◆ TRECHO FORNECIDO
------------------------------------------------------------------------
As dificuldades para cumprir esse papel e as divergências políticas entre os setores que a compunham levaram-nos a avaliar que o projeto da ASS havia se esgotado. Por isso nos desligamos da ASS em finais de 2001.

 

A retomada das lutas

 

O Brasil chegou tarde ao neoliberalismo, mas a crise desse projeto ocorreu de forma sincronizada a nível internacional e nacional. Por isso, quando em novembro de 1999 milhares de manifestantes protestavam contra a reunião da Organização Mundial do Comércio (OMC) em Seattle, nos EUA, marcando de forma emblemática um ascenso mundial da luta anti-globalização, o Brasil estava mergulhado na crise do Plano Real.

 

A crise mundial do projeto neoliberal veio acompanhada do crescimento das mobilizações populares e de uma relegitimação do debate sobre as alternativas. O Fórum Social Mundial - FSM é uma das expressões internacionais dessa nova etapa.

 

A CUT sentiu os reflexos desse novo período. Voltam as mobilizações - como a Marcha dos 100 mil, em 1999 -; a estratégia que priorizava uma postura propositiva em detrimento de uma política de resistência está desacreditada; idéias de adaptação a uma ordem em crise perdem audiência; o protagonismo da CUT no FSM revigora a política internacionalista. Mas as deficiências estratégicas sentidas nos anos 90 ainda não estão resolvidas, nem houve um salto na formulação programática da CUT capaz de dar conta da nova situação. Isso faz com que a CUT esteja, ainda, muito aquém dos desafios colocados pelo novo período da luta de classes.

 

A CSD como uma nova ferramenta

 

O lançamento da corrente CUT Socialista e Democrática é uma intervenção de militantes cutistas no processo de superação da insuficiência da elaboração e dos impasses político-organizativos vividos pelo sindicalismo cutista.

 

Valorizamos a resistência construída nos anos 90 e buscamos aprofundar o debate das alternativas. Ao resgatar a importância da luta sindical, queremos inseri-la numa perspectiva de luta política que recoloca em um novo patamar a importância do Estado na definição de direitos da classe trabalhadora. Revalorizar a trajetória da CUT significa retomar uma dimensão central de um projeto classista: a combinação da luta sindical e da luta política, a visão de construção sindical e construção partidária como dois momentos de um único processo.
------------------------------------------------------------------------
◆ SEÇÃO DE DADOS
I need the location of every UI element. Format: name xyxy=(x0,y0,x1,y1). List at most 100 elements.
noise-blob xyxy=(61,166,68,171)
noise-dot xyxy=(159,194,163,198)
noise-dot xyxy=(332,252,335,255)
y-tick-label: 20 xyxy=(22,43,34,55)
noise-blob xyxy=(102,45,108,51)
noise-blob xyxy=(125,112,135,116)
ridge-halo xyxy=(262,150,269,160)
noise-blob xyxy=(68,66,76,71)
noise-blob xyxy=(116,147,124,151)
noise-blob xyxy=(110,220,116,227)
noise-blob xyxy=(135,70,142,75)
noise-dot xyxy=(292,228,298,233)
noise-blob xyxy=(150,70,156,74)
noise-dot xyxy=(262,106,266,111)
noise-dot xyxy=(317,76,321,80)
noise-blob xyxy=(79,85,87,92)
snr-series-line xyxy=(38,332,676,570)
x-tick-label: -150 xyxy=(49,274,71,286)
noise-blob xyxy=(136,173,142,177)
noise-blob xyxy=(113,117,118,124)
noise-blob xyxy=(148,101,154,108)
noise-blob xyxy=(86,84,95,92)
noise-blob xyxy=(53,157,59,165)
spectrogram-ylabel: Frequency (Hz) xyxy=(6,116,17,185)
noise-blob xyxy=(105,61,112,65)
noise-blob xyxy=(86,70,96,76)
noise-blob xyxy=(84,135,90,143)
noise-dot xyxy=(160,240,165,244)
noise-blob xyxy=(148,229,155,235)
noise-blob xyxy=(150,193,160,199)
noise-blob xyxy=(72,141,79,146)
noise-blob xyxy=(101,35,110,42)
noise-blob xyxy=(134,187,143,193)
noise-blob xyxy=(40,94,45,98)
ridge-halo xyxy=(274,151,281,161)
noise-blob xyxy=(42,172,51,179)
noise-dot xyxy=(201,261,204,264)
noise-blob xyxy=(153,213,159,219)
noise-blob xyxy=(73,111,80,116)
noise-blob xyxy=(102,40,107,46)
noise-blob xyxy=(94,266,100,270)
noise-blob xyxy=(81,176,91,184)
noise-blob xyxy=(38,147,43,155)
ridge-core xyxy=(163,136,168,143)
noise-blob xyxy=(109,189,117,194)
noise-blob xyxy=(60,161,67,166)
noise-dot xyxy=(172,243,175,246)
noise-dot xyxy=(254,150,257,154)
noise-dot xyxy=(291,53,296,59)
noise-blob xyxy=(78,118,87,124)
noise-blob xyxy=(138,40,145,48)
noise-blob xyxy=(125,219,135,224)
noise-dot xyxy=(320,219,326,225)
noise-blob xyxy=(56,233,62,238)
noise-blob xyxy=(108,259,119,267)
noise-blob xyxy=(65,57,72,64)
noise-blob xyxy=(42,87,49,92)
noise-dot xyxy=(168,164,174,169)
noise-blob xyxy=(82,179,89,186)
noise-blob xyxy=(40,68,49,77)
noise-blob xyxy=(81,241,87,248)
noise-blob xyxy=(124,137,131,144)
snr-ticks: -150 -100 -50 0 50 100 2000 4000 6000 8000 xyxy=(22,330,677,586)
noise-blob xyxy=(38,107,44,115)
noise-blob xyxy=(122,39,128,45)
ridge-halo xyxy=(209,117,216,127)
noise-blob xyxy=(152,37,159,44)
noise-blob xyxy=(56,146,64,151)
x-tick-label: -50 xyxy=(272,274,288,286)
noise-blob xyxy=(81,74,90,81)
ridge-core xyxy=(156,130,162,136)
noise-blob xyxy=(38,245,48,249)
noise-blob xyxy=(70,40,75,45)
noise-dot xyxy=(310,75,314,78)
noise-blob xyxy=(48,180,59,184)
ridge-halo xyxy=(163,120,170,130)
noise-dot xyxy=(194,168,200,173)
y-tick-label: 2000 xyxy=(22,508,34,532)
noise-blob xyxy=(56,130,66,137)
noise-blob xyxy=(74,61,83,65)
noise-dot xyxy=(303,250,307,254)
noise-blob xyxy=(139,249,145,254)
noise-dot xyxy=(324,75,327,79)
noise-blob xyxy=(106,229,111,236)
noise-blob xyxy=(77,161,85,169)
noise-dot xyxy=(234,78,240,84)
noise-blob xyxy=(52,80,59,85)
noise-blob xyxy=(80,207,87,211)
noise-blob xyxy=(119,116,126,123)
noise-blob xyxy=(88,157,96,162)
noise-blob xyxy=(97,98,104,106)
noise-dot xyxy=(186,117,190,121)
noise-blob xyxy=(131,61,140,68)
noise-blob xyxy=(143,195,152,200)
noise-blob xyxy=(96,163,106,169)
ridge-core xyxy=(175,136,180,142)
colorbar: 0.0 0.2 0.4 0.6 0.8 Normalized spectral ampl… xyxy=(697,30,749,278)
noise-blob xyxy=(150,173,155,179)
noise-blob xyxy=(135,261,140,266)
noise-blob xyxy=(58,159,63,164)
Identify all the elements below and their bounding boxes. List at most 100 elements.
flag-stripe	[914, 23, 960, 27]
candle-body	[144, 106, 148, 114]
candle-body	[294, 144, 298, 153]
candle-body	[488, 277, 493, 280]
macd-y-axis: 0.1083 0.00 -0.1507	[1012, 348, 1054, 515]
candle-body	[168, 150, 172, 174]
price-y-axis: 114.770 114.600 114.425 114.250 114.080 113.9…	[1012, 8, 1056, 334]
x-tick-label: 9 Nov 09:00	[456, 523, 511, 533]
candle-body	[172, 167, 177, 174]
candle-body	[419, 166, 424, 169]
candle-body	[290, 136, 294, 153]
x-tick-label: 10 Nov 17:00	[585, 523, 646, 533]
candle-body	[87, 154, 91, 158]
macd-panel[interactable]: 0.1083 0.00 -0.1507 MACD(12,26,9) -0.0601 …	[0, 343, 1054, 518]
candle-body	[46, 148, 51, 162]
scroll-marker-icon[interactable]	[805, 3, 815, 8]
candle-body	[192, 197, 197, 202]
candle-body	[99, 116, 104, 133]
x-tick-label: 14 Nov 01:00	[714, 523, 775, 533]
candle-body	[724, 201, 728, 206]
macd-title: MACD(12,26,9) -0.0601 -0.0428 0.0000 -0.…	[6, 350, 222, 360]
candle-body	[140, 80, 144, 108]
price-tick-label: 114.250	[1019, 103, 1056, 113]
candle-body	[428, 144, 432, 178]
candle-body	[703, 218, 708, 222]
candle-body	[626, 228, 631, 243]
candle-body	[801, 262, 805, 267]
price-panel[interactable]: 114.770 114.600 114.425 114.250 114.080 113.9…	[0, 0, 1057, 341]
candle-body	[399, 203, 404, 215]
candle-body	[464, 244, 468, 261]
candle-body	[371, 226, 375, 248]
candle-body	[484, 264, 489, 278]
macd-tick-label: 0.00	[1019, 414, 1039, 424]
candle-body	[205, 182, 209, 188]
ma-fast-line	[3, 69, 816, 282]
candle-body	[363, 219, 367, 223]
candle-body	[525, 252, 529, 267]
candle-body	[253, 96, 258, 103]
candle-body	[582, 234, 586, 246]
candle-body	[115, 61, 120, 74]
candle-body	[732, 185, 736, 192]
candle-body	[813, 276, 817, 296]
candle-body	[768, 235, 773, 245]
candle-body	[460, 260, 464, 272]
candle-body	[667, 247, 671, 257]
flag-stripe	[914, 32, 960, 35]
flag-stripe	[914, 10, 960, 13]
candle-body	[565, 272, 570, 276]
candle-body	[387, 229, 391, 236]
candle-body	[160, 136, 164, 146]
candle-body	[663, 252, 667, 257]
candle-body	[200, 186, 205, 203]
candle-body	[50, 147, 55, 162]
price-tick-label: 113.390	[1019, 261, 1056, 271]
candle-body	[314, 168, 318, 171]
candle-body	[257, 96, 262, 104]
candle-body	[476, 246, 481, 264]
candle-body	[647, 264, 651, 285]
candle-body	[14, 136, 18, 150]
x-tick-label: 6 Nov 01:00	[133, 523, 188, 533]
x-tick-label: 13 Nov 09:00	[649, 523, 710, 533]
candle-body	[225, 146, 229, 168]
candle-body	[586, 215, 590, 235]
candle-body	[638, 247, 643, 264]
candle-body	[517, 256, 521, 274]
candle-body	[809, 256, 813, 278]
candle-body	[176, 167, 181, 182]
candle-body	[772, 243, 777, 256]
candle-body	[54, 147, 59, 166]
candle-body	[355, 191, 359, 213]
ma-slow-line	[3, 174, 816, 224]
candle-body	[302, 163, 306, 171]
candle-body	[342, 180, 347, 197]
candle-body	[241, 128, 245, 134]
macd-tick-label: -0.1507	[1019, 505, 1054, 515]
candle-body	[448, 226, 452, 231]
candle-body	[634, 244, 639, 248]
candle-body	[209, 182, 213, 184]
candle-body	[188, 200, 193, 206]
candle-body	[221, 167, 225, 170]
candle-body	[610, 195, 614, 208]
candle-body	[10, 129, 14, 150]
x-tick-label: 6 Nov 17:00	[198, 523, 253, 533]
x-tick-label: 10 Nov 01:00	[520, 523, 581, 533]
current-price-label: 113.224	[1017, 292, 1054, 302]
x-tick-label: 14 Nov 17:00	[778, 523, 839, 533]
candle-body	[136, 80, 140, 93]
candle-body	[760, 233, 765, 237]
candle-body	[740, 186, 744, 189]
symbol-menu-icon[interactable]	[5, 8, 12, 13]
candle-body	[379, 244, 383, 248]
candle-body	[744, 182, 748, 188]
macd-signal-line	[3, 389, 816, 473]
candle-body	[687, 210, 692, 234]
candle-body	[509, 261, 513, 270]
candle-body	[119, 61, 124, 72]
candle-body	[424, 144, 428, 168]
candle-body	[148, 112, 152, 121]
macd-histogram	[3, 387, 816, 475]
------------------------------------------------------------------------
◆ O PROBLEMA
Dê continuidade ao texto sobre a CUT e a corrente CUT Socialista e Democrática, começando logo depois da última frase dele.

◆ RESULTADO ESPERADO
Participaremos ativamente do debate de atualização programática da CUT considerando a questão democrática como central. Democracia nas organizações dos trabalhadores e democracia na sociedade são dois pólos que se integram numa visão que considera que o poder deve residir no povo trabalhador, que o caminho ao socialismo deve ser pavimentado na participação popular, que o Estado deve ser submetido à assembléia dos cidadãos e cidadãs, que as estruturas de representação não devem se sobrepor às da democracia direta.

 

O neoliberalismo redesenhou o Estado para colocá-lo ao serviço do grande capital e recriar uma sociedade a sua imagem e semelhança. O desafio da classe trabalhadora brasileira é refundar um Estado que esteja a serviço de um projeto emancipador; é reconstruir as relações na sociedade a partir dos valores da solidariedade, da igualdade social, do combate às discriminações de gênero e raça, da participação popular, da soberania do povo, do direito e do respeito às diferenças de crenças e opções sexuais, do internacionalismo que promova a fraternidade entre os povos.

 

Compromissos

 

A corrente sindical CUT Socialista e Democrática é herdeira de uma tradição que busca, desde os primeiros anos da CUT, compor um campo de esquerda sindical cutista formado por uma vanguarda ampla referenciada no Partido dos Trabalhadores.

 

CUT Socialista e Democrática aspira a ser o espaço democrático, criativo, e militante dessa vanguarda, dos e das militantes que vêem o movimento sindical como parte do movimento mais amplo de emancipação da humanidade e que identificam a necessidade de responder aos desafios que estão postos nas lutas decisivas de 2002 e nas que vierem.

 

No seu nome estampamos três compromissos que nos orientam: o daconstrução da CUT, como ferramenta sindical da classe trabalhadora brasileira; o socialismo como projeto histórico e elemento que deve orientar estrategicamente a ação política da Central; a democracia como elemento central da construção das organizações dos trabalhadores e trabalhadoras.